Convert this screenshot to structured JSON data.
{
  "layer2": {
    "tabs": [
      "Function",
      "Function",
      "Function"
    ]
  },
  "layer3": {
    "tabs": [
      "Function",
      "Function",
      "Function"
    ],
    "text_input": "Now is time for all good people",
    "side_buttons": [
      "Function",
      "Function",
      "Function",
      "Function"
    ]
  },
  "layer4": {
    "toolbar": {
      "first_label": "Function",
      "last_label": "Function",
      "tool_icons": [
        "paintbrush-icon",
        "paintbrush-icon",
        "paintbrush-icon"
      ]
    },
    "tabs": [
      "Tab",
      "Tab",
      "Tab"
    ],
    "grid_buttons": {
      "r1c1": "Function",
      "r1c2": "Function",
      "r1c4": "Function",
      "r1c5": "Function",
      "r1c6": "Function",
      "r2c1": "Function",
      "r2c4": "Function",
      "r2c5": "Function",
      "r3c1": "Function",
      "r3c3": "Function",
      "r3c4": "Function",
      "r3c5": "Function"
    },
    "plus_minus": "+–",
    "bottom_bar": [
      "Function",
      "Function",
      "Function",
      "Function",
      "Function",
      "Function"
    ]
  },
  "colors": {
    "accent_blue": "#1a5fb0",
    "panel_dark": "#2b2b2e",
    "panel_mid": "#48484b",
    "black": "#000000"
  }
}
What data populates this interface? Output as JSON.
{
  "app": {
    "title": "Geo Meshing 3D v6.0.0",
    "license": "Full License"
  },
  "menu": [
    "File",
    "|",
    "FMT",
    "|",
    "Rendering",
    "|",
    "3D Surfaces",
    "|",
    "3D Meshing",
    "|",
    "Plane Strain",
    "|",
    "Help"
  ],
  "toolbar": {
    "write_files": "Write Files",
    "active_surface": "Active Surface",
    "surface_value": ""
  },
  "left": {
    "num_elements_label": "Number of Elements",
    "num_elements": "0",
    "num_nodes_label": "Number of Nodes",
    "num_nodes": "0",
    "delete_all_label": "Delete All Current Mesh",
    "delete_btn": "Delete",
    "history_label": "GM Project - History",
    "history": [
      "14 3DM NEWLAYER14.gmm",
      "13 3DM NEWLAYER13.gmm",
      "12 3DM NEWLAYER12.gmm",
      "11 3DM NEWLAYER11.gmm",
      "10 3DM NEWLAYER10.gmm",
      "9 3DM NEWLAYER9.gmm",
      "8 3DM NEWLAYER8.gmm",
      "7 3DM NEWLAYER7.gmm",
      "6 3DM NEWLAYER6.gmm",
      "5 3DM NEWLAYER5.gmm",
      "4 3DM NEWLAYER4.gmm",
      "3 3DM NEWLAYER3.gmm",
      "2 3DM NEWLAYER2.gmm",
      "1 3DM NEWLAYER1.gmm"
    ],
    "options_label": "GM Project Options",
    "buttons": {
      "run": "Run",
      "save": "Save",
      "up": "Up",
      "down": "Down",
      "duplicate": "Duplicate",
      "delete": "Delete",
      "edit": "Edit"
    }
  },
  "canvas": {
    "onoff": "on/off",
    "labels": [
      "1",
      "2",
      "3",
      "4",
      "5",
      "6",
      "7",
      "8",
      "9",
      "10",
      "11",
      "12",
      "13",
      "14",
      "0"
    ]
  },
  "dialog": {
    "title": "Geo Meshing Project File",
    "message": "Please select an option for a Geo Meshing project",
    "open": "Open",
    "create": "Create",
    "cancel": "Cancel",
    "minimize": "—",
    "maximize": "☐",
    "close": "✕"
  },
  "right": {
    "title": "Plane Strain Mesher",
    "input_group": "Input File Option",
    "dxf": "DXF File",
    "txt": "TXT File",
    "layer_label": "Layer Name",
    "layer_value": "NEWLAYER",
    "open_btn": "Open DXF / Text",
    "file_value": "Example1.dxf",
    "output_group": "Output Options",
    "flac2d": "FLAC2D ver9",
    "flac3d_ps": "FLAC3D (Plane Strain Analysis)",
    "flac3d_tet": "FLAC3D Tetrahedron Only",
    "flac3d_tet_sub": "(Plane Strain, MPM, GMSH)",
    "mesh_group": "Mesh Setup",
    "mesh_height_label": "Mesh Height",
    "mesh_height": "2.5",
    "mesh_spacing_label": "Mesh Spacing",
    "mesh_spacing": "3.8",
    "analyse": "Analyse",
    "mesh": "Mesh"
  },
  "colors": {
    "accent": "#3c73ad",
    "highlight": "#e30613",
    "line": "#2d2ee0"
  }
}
──────────────────────────────
Job: How many of the lines above hold the word "Delete"? Give only that number.

Exercise response: 3